> [SHORT TASK]: Exactly as written, please set down all of the entries again, with no pictures.

--- Start of RECORDED INFORMATION ---

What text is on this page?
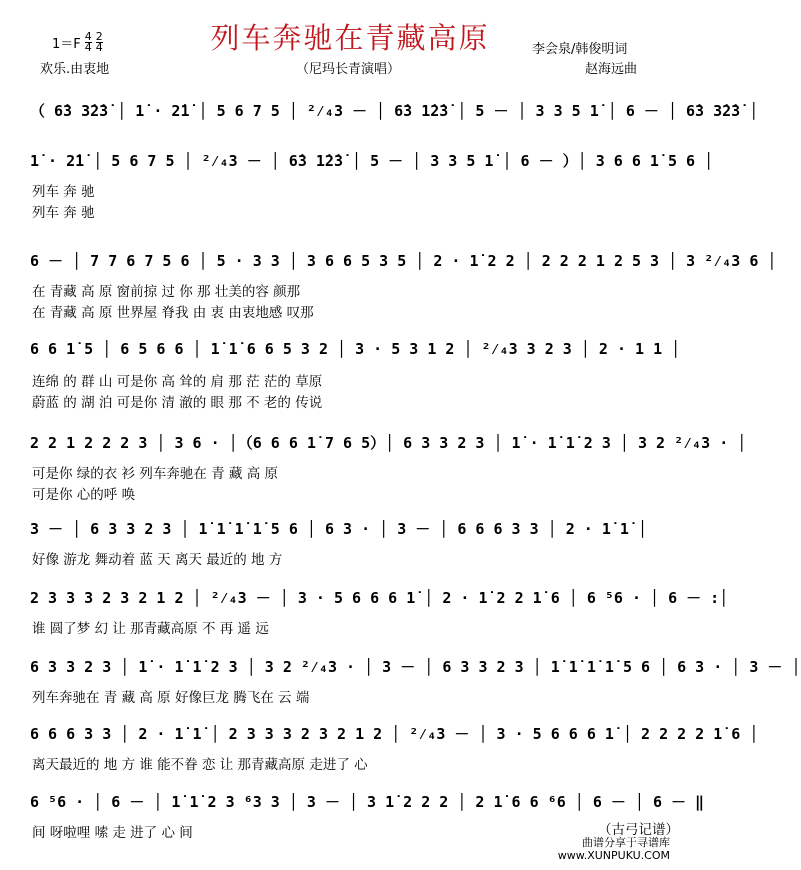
列车奔驰在青藏高原
$1=F \frac{4}{4} \frac{2}{4}$
欢乐.由衷地	（尼玛长青演唱）
李会泉/韩俊明词
赵海远曲
（ 6̇3 3̇2̇3̇ │ 1̇ · 2̇1̇ │ 5 6 7 5 │ ²⁄₄3 － │ 6̇3 1̇2̇3̇ │ 5 － │ 3 3 5 1̇ │ 6 － │ 6̇3 3̇2̇3̇ │
1̇ · 2̇1̇ │ 5 6 7 5 │ ²⁄₄3 － │ 6̇3 1̇2̇3̇ │ 5 － │ 3 3 5 1̇ │ 6 － ）│ 3 6 6 1̇ 5 6 │
列车 奔 驰
列车 奔 驰
6 － │ 7 7 6 7 5 6 │ 5 · 3 3 │ 3 6 6 5 3 5 │ 2 · 1̇ 2 2 │ 2 2 2 1 2 5 3 │ 3 ²⁄₄3 6 │
在 青藏 高 原 窗前掠 过 你 那 壮美的容 颜那
在 青藏 高 原 世界屋 脊我 由 衷 由衷地感 叹那
6 6 1̇ 5 │ 6 5 6 6 │ 1̇ 1̇ 6 6 5 3 2 │ 3 · 5 3 1 2 │ ²⁄₄3 3 2 3 │ 2 · 1 1 │
连绵 的 群 山 可是你 高 耸的 肩 那 茫 茫的 草原
蔚蓝 的 湖 泊 可是你 清 澈的 眼 那 不 老的 传说
2 2 1 2 2 2 3 │ 3 6 · │（6 6 6 1̇ 7 6 5）│ 6 3 3 2 3 │ 1̇ · 1̇ 1̇ 2 3 │ 3 2 ²⁄₄3 · │
可是你 绿的衣 衫 列车奔驰在 青 藏 高 原
可是你 心的呼 唤
3 － │ 6 3 3 2 3 │ 1̇ 1̇ 1̇ 1̇ 5 6 │ 6 3 · │ 3 － │ 6 6 6 3 3 │ 2 · 1̇ 1̇ │
好像 游龙 舞动着 蓝 天 离天 最近的 地 方
2 3 3 3 2 3 2 1 2 │ ²⁄₄3 － │ 3 · 5 6 6 6 1̇ │ 2 · 1̇ 2 2 1̇ 6 │ 6 ⁵6 · │ 6 － :│
谁 圆了梦 幻 让 那青藏高原 不 再 遥 远
6 3 3 2 3 │ 1̇ · 1̇ 1̇ 2 3 │ 3 2 ²⁄₄3 · │ 3 － │ 6 3 3 2 3 │ 1̇ 1̇ 1̇ 1̇ 5 6 │ 6 3 · │ 3 － │
列车奔驰在 青 藏 高 原 好像巨龙 腾飞在 云 端
6 6 6 3 3 │ 2 · 1̇ 1̇ │ 2 3 3 3 2 3 2 1 2 │ ²⁄₄3 － │ 3 · 5 6 6 6 1̇ │ 2 2 2 2 1̇ 6 │
离天最近的 地 方 谁 能不眷 恋 让 那青藏高原 走进了 心
6 ⁵6 · │ 6 － │ 1̇ 1̇ 2 3 ⁶3 3 │ 3 － │ 3 1̇ 2 2 2 │ 2 1̇ 6 6 ⁶6 │ 6 － │ 6 － ‖
间 呀啦哩 嗦 走 进了 心 间	（古弓记谱）
曲谱分享于寻谱库
www.XUNPUKU.COM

--- End of RECORDED INFORMATION ---

> [FULL ANSWER]:
What text is on this page?
列车奔驰在青藏高原
$1=F \frac{4}{4} \frac{2}{4}$
欢乐.由衷地	（尼玛长青演唱）
李会泉/韩俊明词
赵海远曲
（ 6̇3 3̇2̇3̇ │ 1̇ · 2̇1̇ │ 5 6 7 5 │ ²⁄₄3 － │ 6̇3 1̇2̇3̇ │ 5 － │ 3 3 5 1̇ │ 6 － │ 6̇3 3̇2̇3̇ │
1̇ · 2̇1̇ │ 5 6 7 5 │ ²⁄₄3 － │ 6̇3 1̇2̇3̇ │ 5 － │ 3 3 5 1̇ │ 6 － ）│ 3 6 6 1̇ 5 6 │
列车 奔 驰
列车 奔 驰
6 － │ 7 7 6 7 5 6 │ 5 · 3 3 │ 3 6 6 5 3 5 │ 2 · 1̇ 2 2 │ 2 2 2 1 2 5 3 │ 3 ²⁄₄3 6 │
在 青藏 高 原 窗前掠 过 你 那 壮美的容 颜那
在 青藏 高 原 世界屋 脊我 由 衷 由衷地感 叹那
6 6 1̇ 5 │ 6 5 6 6 │ 1̇ 1̇ 6 6 5 3 2 │ 3 · 5 3 1 2 │ ²⁄₄3 3 2 3 │ 2 · 1 1 │
连绵 的 群 山 可是你 高 耸的 肩 那 茫 茫的 草原
蔚蓝 的 湖 泊 可是你 清 澈的 眼 那 不 老的 传说
2 2 1 2 2 2 3 │ 3 6 · │（6 6 6 1̇ 7 6 5）│ 6 3 3 2 3 │ 1̇ · 1̇ 1̇ 2 3 │ 3 2 ²⁄₄3 · │
可是你 绿的衣 衫 列车奔驰在 青 藏 高 原
可是你 心的呼 唤
3 － │ 6 3 3 2 3 │ 1̇ 1̇ 1̇ 1̇ 5 6 │ 6 3 · │ 3 － │ 6 6 6 3 3 │ 2 · 1̇ 1̇ │
好像 游龙 舞动着 蓝 天 离天 最近的 地 方
2 3 3 3 2 3 2 1 2 │ ²⁄₄3 － │ 3 · 5 6 6 6 1̇ │ 2 · 1̇ 2 2 1̇ 6 │ 6 ⁵6 · │ 6 － :│
谁 圆了梦 幻 让 那青藏高原 不 再 遥 远
6 3 3 2 3 │ 1̇ · 1̇ 1̇ 2 3 │ 3 2 ²⁄₄3 · │ 3 － │ 6 3 3 2 3 │ 1̇ 1̇ 1̇ 1̇ 5 6 │ 6 3 · │ 3 － │
列车奔驰在 青 藏 高 原 好像巨龙 腾飞在 云 端
6 6 6 3 3 │ 2 · 1̇ 1̇ │ 2 3 3 3 2 3 2 1 2 │ ²⁄₄3 － │ 3 · 5 6 6 6 1̇ │ 2 2 2 2 1̇ 6 │
离天最近的 地 方 谁 能不眷 恋 让 那青藏高原 走进了 心
6 ⁵6 · │ 6 － │ 1̇ 1̇ 2 3 ⁶3 3 │ 3 － │ 3 1̇ 2 2 2 │ 2 1̇ 6 6 ⁶6 │ 6 － │ 6 － ‖
间 呀啦哩 嗦 走 进了 心 间	（古弓记谱）
曲谱分享于寻谱库
www.XUNPUKU.COM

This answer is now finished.